┌──

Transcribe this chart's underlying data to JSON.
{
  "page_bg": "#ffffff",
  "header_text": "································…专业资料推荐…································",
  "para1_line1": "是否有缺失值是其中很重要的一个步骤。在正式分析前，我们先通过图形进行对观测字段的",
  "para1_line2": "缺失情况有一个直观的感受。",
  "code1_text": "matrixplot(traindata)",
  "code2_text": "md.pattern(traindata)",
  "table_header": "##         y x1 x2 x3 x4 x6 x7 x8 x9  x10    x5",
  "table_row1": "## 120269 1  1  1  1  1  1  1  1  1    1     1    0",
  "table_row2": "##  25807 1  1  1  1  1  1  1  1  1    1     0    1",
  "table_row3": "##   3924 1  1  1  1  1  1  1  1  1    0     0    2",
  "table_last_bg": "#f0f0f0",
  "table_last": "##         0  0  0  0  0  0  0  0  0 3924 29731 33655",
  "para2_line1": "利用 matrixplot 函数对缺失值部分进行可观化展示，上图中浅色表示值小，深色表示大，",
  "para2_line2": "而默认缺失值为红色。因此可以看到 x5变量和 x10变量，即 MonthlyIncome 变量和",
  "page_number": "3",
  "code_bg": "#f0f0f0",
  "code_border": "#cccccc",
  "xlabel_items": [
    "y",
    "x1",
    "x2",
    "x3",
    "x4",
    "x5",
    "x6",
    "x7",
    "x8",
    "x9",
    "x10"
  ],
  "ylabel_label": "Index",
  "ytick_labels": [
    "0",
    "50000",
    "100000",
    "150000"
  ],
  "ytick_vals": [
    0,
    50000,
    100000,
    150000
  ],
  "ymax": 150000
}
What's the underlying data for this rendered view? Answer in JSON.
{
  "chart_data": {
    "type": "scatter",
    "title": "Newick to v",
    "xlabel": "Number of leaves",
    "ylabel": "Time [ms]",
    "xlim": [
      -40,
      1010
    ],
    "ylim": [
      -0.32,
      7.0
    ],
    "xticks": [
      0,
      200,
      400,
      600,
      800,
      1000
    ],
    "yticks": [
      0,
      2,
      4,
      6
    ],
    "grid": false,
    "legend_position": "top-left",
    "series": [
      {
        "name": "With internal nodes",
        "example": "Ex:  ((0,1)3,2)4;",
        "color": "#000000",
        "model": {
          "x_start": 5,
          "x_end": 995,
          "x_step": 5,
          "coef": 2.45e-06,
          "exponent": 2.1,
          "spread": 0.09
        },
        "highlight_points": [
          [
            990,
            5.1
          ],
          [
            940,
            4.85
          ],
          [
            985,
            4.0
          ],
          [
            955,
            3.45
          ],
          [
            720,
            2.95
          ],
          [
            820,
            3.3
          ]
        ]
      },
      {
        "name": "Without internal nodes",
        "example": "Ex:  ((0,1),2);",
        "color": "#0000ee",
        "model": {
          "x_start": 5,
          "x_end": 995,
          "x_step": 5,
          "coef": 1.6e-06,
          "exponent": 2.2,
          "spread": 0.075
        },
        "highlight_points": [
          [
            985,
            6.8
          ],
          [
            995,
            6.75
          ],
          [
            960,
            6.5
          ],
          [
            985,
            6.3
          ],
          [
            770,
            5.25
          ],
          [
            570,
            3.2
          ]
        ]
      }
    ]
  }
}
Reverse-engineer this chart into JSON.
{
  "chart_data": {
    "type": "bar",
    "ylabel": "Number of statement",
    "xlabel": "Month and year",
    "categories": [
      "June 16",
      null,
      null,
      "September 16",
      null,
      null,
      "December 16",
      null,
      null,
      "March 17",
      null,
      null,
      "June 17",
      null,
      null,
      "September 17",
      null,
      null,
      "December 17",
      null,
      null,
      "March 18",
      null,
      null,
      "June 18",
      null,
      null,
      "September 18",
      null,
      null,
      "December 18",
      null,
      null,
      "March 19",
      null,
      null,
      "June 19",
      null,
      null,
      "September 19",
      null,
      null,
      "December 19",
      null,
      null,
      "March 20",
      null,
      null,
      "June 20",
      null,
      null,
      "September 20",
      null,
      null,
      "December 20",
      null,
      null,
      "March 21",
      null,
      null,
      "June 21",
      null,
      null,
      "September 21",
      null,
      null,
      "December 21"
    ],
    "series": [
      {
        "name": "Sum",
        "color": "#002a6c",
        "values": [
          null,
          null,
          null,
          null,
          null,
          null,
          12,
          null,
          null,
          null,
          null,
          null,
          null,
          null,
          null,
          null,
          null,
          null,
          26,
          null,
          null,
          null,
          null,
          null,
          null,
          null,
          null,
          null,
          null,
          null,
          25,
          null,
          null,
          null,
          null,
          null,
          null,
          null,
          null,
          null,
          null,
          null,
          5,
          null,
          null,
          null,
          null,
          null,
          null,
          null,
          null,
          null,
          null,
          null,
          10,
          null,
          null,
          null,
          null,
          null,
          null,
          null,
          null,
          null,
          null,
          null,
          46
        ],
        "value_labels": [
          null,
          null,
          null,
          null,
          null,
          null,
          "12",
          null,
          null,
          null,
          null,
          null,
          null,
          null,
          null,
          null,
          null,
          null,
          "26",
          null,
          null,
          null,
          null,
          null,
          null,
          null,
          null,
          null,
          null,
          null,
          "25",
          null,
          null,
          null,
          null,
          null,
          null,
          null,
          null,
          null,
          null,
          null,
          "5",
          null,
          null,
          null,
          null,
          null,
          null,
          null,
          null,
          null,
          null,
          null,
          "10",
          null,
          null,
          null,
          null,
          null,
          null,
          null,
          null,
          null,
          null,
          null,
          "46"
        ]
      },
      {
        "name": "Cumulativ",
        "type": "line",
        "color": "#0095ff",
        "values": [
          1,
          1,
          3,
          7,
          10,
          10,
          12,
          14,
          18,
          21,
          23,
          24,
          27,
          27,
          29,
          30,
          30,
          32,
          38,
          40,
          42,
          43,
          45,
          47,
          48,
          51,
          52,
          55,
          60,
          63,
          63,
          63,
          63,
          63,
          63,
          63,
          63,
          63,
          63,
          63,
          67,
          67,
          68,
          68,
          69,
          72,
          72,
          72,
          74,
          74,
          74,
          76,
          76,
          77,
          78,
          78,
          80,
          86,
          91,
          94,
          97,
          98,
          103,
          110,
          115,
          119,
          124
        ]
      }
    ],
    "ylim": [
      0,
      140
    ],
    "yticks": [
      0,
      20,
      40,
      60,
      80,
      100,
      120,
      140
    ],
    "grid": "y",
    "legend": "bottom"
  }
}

└──

OBJECTIVE. Repeat the material word for word, in full.

OUTPUT FOR THIS TASK.
Transcribe this chart's underlying data to JSON.
{
  "page_bg": "#ffffff",
  "header_text": "································…专业资料推荐…································",
  "para1_line1": "是否有缺失值是其中很重要的一个步骤。在正式分析前，我们先通过图形进行对观测字段的",
  "para1_line2": "缺失情况有一个直观的感受。",
  "code1_text": "matrixplot(traindata)",
  "code2_text": "md.pattern(traindata)",
  "table_header": "##         y x1 x2 x3 x4 x6 x7 x8 x9  x10    x5",
  "table_row1": "## 120269 1  1  1  1  1  1  1  1  1    1     1    0",
  "table_row2": "##  25807 1  1  1  1  1  1  1  1  1    1     0    1",
  "table_row3": "##   3924 1  1  1  1  1  1  1  1  1    0     0    2",
  "table_last_bg": "#f0f0f0",
  "table_last": "##         0  0  0  0  0  0  0  0  0 3924 29731 33655",
  "para2_line1": "利用 matrixplot 函数对缺失值部分进行可观化展示，上图中浅色表示值小，深色表示大，",
  "para2_line2": "而默认缺失值为红色。因此可以看到 x5变量和 x10变量，即 MonthlyIncome 变量和",
  "page_number": "3",
  "code_bg": "#f0f0f0",
  "code_border": "#cccccc",
  "xlabel_items": [
    "y",
    "x1",
    "x2",
    "x3",
    "x4",
    "x5",
    "x6",
    "x7",
    "x8",
    "x9",
    "x10"
  ],
  "ylabel_label": "Index",
  "ytick_labels": [
    "0",
    "50000",
    "100000",
    "150000"
  ],
  "ytick_vals": [
    0,
    50000,
    100000,
    150000
  ],
  "ymax": 150000
}
What's the underlying data for this rendered view? Answer in JSON.
{
  "chart_data": {
    "type": "scatter",
    "title": "Newick to v",
    "xlabel": "Number of leaves",
    "ylabel": "Time [ms]",
    "xlim": [
      -40,
      1010
    ],
    "ylim": [
      -0.32,
      7.0
    ],
    "xticks": [
      0,
      200,
      400,
      600,
      800,
      1000
    ],
    "yticks": [
      0,
      2,
      4,
      6
    ],
    "grid": false,
    "legend_position": "top-left",
    "series": [
      {
        "name": "With internal nodes",
        "example": "Ex:  ((0,1)3,2)4;",
        "color": "#000000",
        "model": {
          "x_start": 5,
          "x_end": 995,
          "x_step": 5,
          "coef": 2.45e-06,
          "exponent": 2.1,
          "spread": 0.09
        },
        "highlight_points": [
          [
            990,
            5.1
          ],
          [
            940,
            4.85
          ],
          [
            985,
            4.0
          ],
          [
            955,
            3.45
          ],
          [
            720,
            2.95
          ],
          [
            820,
            3.3
          ]
        ]
      },
      {
        "name": "Without internal nodes",
        "example": "Ex:  ((0,1),2);",
        "color": "#0000ee",
        "model": {
          "x_start": 5,
          "x_end": 995,
          "x_step": 5,
          "coef": 1.6e-06,
          "exponent": 2.2,
          "spread": 0.075
        },
        "highlight_points": [
          [
            985,
            6.8
          ],
          [
            995,
            6.75
          ],
          [
            960,
            6.5
          ],
          [
            985,
            6.3
          ],
          [
            770,
            5.25
          ],
          [
            570,
            3.2
          ]
        ]
      }
    ]
  }
}
Reverse-engineer this chart into JSON.
{
  "chart_data": {
    "type": "bar",
    "ylabel": "Number of statement",
    "xlabel": "Month and year",
    "categories": [
      "June 16",
      null,
      null,
      "September 16",
      null,
      null,
      "December 16",
      null,
      null,
      "March 17",
      null,
      null,
      "June 17",
      null,
      null,
      "September 17",
      null,
      null,
      "December 17",
      null,
      null,
      "March 18",
      null,
      null,
      "June 18",
      null,
      null,
      "September 18",
      null,
      null,
      "December 18",
      null,
      null,
      "March 19",
      null,
      null,
      "June 19",
      null,
      null,
      "September 19",
      null,
      null,
      "December 19",
      null,
      null,
      "March 20",
      null,
      null,
      "June 20",
      null,
      null,
      "September 20",
      null,
      null,
      "December 20",
      null,
      null,
      "March 21",
      null,
      null,
      "June 21",
      null,
      null,
      "September 21",
      null,
      null,
      "December 21"
    ],
    "series": [
      {
        "name": "Sum",
        "color": "#002a6c",
        "values": [
          null,
          null,
          null,
          null,
          null,
          null,
          12,
          null,
          null,
          null,
          null,
          null,
          null,
          null,
          null,
          null,
          null,
          null,
          26,
          null,
          null,
          null,
          null,
          null,
          null,
          null,
          null,
          null,
          null,
          null,
          25,
          null,
          null,
          null,
          null,
          null,
          null,
          null,
          null,
          null,
          null,
          null,
          5,
          null,
          null,
          null,
          null,
          null,
          null,
          null,
          null,
          null,
          null,
          null,
          10,
          null,
          null,
          null,
          null,
          null,
          null,
          null,
          null,
          null,
          null,
          null,
          46
        ],
        "value_labels": [
          null,
          null,
          null,
          null,
          null,
          null,
          "12",
          null,
          null,
          null,
          null,
          null,
          null,
          null,
          null,
          null,
          null,
          null,
          "26",
          null,
          null,
          null,
          null,
          null,
          null,
          null,
          null,
          null,
          null,
          null,
          "25",
          null,
          null,
          null,
          null,
          null,
          null,
          null,
          null,
          null,
          null,
          null,
          "5",
          null,
          null,
          null,
          null,
          null,
          null,
          null,
          null,
          null,
          null,
          null,
          "10",
          null,
          null,
          null,
          null,
          null,
          null,
          null,
          null,
          null,
          null,
          null,
          "46"
        ]
      },
      {
        "name": "Cumulativ",
        "type": "line",
        "color": "#0095ff",
        "values": [
          1,
          1,
          3,
          7,
          10,
          10,
          12,
          14,
          18,
          21,
          23,
          24,
          27,
          27,
          29,
          30,
          30,
          32,
          38,
          40,
          42,
          43,
          45,
          47,
          48,
          51,
          52,
          55,
          60,
          63,
          63,
          63,
          63,
          63,
          63,
          63,
          63,
          63,
          63,
          63,
          67,
          67,
          68,
          68,
          69,
          72,
          72,
          72,
          74,
          74,
          74,
          76,
          76,
          77,
          78,
          78,
          80,
          86,
          91,
          94,
          97,
          98,
          103,
          110,
          115,
          119,
          124
        ]
      }
    ],
    "ylim": [
      0,
      140
    ],
    "yticks": [
      0,
      20,
      40,
      60,
      80,
      100,
      120,
      140
    ],
    "grid": "y",
    "legend": "bottom"
  }
}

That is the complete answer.